Exercise directions =
Show each line of the data below that has the string "трубопровода" in it.

Exercise material =
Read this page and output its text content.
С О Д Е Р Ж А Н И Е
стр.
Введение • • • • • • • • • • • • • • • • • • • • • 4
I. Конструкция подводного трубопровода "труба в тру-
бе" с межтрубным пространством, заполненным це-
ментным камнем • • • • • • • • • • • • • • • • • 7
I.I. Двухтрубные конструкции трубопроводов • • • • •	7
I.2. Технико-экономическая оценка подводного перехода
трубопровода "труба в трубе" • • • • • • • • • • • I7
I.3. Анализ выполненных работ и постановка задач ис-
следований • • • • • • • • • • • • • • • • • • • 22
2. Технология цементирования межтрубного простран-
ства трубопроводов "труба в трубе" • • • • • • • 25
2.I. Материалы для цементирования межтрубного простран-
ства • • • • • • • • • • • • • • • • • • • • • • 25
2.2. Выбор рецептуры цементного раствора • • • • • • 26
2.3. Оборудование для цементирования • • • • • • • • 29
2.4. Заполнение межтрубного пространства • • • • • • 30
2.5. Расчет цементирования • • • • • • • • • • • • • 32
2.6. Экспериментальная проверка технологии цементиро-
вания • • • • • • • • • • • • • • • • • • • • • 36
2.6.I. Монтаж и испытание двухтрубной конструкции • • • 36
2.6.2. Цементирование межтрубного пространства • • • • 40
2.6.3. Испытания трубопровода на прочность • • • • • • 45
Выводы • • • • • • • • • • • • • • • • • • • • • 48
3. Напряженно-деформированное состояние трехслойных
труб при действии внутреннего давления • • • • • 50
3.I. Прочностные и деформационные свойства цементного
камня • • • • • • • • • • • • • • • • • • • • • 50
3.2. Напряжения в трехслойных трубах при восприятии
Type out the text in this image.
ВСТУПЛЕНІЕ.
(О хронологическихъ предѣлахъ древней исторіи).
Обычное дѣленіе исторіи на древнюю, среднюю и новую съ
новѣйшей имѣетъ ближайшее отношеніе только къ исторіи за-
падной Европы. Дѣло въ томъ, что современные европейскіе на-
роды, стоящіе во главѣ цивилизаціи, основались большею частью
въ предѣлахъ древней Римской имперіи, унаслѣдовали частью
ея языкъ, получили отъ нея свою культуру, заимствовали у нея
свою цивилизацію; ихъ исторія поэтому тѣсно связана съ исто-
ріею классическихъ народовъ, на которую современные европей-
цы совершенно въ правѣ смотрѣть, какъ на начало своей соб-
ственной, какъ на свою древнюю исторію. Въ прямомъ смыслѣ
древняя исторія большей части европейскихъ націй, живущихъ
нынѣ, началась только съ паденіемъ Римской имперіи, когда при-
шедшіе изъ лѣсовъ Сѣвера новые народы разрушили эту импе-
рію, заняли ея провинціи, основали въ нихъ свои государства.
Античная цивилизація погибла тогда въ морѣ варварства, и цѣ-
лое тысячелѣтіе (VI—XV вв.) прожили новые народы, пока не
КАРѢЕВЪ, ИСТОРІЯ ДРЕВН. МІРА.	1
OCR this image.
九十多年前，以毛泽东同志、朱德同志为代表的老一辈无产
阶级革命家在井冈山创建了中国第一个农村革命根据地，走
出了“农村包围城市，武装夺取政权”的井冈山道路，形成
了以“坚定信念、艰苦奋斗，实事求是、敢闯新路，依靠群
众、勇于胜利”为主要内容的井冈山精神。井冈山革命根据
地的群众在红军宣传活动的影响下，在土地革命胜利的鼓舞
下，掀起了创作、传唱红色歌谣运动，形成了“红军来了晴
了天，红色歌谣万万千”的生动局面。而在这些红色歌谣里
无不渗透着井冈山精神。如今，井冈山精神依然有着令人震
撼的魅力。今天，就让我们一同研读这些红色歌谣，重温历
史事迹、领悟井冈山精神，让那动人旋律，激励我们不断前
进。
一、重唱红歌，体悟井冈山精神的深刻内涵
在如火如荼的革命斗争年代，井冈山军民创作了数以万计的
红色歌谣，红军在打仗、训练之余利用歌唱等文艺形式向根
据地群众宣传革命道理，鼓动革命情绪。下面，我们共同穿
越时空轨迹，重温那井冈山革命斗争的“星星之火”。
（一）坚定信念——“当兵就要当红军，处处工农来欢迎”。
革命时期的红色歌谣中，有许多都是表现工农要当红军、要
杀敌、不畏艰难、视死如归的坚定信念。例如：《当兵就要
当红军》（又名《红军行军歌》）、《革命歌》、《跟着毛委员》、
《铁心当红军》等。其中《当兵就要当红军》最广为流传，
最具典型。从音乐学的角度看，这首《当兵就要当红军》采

Written response =
I. Конструкция подводного трубопровода "труба в тру-
трубопровода "труба в трубе" • • • • • • • • • • • I7
2.6.3. Испытания трубопровода на прочность • • • • • • 45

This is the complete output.